● **Given records**
═══

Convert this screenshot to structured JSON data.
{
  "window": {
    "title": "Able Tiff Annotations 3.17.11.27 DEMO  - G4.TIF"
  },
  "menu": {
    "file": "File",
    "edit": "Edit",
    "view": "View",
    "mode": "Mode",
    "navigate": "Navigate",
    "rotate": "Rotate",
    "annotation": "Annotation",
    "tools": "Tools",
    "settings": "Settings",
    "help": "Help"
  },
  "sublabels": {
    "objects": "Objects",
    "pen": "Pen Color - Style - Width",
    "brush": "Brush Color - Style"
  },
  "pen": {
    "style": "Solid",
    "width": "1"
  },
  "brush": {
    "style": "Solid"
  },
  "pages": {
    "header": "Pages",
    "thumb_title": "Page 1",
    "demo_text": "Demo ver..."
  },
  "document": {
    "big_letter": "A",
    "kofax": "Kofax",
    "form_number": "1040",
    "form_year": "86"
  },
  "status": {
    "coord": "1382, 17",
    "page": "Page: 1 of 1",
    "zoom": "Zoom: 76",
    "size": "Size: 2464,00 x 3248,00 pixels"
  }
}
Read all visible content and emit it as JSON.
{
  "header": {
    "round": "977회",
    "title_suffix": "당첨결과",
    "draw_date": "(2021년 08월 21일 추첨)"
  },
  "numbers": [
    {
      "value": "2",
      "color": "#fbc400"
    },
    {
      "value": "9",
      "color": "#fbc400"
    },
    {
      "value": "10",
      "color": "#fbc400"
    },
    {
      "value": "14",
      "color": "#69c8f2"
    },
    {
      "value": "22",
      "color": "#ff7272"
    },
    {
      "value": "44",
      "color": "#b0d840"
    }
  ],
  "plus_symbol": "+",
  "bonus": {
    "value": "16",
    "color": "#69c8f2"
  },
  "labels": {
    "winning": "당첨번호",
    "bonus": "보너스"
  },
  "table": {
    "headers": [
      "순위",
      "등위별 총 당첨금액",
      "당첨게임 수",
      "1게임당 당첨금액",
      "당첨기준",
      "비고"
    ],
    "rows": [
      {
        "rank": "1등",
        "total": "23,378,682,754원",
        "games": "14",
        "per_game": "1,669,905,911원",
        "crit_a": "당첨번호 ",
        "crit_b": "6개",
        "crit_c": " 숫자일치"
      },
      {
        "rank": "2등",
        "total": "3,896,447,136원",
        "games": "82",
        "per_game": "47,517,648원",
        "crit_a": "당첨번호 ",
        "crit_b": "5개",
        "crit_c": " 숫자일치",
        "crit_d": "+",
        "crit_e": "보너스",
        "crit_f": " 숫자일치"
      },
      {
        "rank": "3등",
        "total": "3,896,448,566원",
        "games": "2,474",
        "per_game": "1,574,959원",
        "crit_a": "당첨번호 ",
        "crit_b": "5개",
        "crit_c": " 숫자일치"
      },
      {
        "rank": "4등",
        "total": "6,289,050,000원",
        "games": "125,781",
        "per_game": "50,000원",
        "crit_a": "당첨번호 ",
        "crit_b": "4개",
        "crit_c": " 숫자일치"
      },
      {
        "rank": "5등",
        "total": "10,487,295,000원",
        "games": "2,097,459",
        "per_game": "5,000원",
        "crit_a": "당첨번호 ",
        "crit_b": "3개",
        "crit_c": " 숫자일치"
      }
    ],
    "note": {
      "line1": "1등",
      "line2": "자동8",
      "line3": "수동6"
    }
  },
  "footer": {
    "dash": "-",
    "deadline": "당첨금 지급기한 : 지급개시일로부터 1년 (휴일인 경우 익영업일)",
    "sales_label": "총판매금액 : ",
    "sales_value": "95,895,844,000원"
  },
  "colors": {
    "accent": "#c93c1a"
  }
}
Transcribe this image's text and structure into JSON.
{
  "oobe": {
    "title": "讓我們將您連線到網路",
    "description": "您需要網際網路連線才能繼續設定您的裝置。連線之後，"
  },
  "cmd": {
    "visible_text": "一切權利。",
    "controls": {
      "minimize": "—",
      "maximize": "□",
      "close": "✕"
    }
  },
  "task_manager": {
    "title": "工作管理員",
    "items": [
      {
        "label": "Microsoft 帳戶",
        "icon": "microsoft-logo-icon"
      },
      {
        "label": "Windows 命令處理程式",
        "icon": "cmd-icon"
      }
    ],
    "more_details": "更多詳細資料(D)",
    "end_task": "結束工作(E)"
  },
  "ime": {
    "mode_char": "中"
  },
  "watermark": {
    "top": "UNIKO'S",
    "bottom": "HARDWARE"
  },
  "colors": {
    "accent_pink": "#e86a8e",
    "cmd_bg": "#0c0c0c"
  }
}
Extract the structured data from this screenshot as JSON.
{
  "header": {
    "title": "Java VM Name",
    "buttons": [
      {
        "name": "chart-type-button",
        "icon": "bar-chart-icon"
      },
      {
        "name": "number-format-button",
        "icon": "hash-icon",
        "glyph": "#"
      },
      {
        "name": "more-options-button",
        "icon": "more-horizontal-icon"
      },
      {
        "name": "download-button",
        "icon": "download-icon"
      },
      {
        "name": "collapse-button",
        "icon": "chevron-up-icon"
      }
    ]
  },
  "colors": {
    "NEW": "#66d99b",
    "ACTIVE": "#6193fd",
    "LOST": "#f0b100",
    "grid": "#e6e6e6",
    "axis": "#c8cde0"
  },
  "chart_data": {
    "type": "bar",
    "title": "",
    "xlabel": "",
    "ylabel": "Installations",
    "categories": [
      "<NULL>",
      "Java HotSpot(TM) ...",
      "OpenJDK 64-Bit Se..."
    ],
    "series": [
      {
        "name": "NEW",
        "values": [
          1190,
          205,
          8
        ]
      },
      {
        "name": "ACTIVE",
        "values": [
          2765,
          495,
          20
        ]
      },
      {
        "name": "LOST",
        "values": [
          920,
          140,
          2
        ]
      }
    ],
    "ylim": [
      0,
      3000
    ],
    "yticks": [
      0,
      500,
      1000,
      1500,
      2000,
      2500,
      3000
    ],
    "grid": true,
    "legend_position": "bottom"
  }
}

═══

● **What is being asked**
All of the material must be reproduced exactly.

● **Response to this exercise**
Convert this screenshot to structured JSON data.
{
  "window": {
    "title": "Able Tiff Annotations 3.17.11.27 DEMO  - G4.TIF"
  },
  "menu": {
    "file": "File",
    "edit": "Edit",
    "view": "View",
    "mode": "Mode",
    "navigate": "Navigate",
    "rotate": "Rotate",
    "annotation": "Annotation",
    "tools": "Tools",
    "settings": "Settings",
    "help": "Help"
  },
  "sublabels": {
    "objects": "Objects",
    "pen": "Pen Color - Style - Width",
    "brush": "Brush Color - Style"
  },
  "pen": {
    "style": "Solid",
    "width": "1"
  },
  "brush": {
    "style": "Solid"
  },
  "pages": {
    "header": "Pages",
    "thumb_title": "Page 1",
    "demo_text": "Demo ver..."
  },
  "document": {
    "big_letter": "A",
    "kofax": "Kofax",
    "form_number": "1040",
    "form_year": "86"
  },
  "status": {
    "coord": "1382, 17",
    "page": "Page: 1 of 1",
    "zoom": "Zoom: 76",
    "size": "Size: 2464,00 x 3248,00 pixels"
  }
}
Read all visible content and emit it as JSON.
{
  "header": {
    "round": "977회",
    "title_suffix": "당첨결과",
    "draw_date": "(2021년 08월 21일 추첨)"
  },
  "numbers": [
    {
      "value": "2",
      "color": "#fbc400"
    },
    {
      "value": "9",
      "color": "#fbc400"
    },
    {
      "value": "10",
      "color": "#fbc400"
    },
    {
      "value": "14",
      "color": "#69c8f2"
    },
    {
      "value": "22",
      "color": "#ff7272"
    },
    {
      "value": "44",
      "color": "#b0d840"
    }
  ],
  "plus_symbol": "+",
  "bonus": {
    "value": "16",
    "color": "#69c8f2"
  },
  "labels": {
    "winning": "당첨번호",
    "bonus": "보너스"
  },
  "table": {
    "headers": [
      "순위",
      "등위별 총 당첨금액",
      "당첨게임 수",
      "1게임당 당첨금액",
      "당첨기준",
      "비고"
    ],
    "rows": [
      {
        "rank": "1등",
        "total": "23,378,682,754원",
        "games": "14",
        "per_game": "1,669,905,911원",
        "crit_a": "당첨번호 ",
        "crit_b": "6개",
        "crit_c": " 숫자일치"
      },
      {
        "rank": "2등",
        "total": "3,896,447,136원",
        "games": "82",
        "per_game": "47,517,648원",
        "crit_a": "당첨번호 ",
        "crit_b": "5개",
        "crit_c": " 숫자일치",
        "crit_d": "+",
        "crit_e": "보너스",
        "crit_f": " 숫자일치"
      },
      {
        "rank": "3등",
        "total": "3,896,448,566원",
        "games": "2,474",
        "per_game": "1,574,959원",
        "crit_a": "당첨번호 ",
        "crit_b": "5개",
        "crit_c": " 숫자일치"
      },
      {
        "rank": "4등",
        "total": "6,289,050,000원",
        "games": "125,781",
        "per_game": "50,000원",
        "crit_a": "당첨번호 ",
        "crit_b": "4개",
        "crit_c": " 숫자일치"
      },
      {
        "rank": "5등",
        "total": "10,487,295,000원",
        "games": "2,097,459",
        "per_game": "5,000원",
        "crit_a": "당첨번호 ",
        "crit_b": "3개",
        "crit_c": " 숫자일치"
      }
    ],
    "note": {
      "line1": "1등",
      "line2": "자동8",
      "line3": "수동6"
    }
  },
  "footer": {
    "dash": "-",
    "deadline": "당첨금 지급기한 : 지급개시일로부터 1년 (휴일인 경우 익영업일)",
    "sales_label": "총판매금액 : ",
    "sales_value": "95,895,844,000원"
  },
  "colors": {
    "accent": "#c93c1a"
  }
}
Transcribe this image's text and structure into JSON.
{
  "oobe": {
    "title": "讓我們將您連線到網路",
    "description": "您需要網際網路連線才能繼續設定您的裝置。連線之後，"
  },
  "cmd": {
    "visible_text": "一切權利。",
    "controls": {
      "minimize": "—",
      "maximize": "□",
      "close": "✕"
    }
  },
  "task_manager": {
    "title": "工作管理員",
    "items": [
      {
        "label": "Microsoft 帳戶",
        "icon": "microsoft-logo-icon"
      },
      {
        "label": "Windows 命令處理程式",
        "icon": "cmd-icon"
      }
    ],
    "more_details": "更多詳細資料(D)",
    "end_task": "結束工作(E)"
  },
  "ime": {
    "mode_char": "中"
  },
  "watermark": {
    "top": "UNIKO'S",
    "bottom": "HARDWARE"
  },
  "colors": {
    "accent_pink": "#e86a8e",
    "cmd_bg": "#0c0c0c"
  }
}
Extract the structured data from this screenshot as JSON.
{
  "header": {
    "title": "Java VM Name",
    "buttons": [
      {
        "name": "chart-type-button",
        "icon": "bar-chart-icon"
      },
      {
        "name": "number-format-button",
        "icon": "hash-icon",
        "glyph": "#"
      },
      {
        "name": "more-options-button",
        "icon": "more-horizontal-icon"
      },
      {
        "name": "download-button",
        "icon": "download-icon"
      },
      {
        "name": "collapse-button",
        "icon": "chevron-up-icon"
      }
    ]
  },
  "colors": {
    "NEW": "#66d99b",
    "ACTIVE": "#6193fd",
    "LOST": "#f0b100",
    "grid": "#e6e6e6",
    "axis": "#c8cde0"
  },
  "chart_data": {
    "type": "bar",
    "title": "",
    "xlabel": "",
    "ylabel": "Installations",
    "categories": [
      "<NULL>",
      "Java HotSpot(TM) ...",
      "OpenJDK 64-Bit Se..."
    ],
    "series": [
      {
        "name": "NEW",
        "values": [
          1190,
          205,
          8
        ]
      },
      {
        "name": "ACTIVE",
        "values": [
          2765,
          495,
          20
        ]
      },
      {
        "name": "LOST",
        "values": [
          920,
          140,
          2
        ]
      }
    ],
    "ylim": [
      0,
      3000
    ],
    "yticks": [
      0,
      500,
      1000,
      1500,
      2000,
      2500,
      3000
    ],
    "grid": true,
    "legend_position": "bottom"
  }
}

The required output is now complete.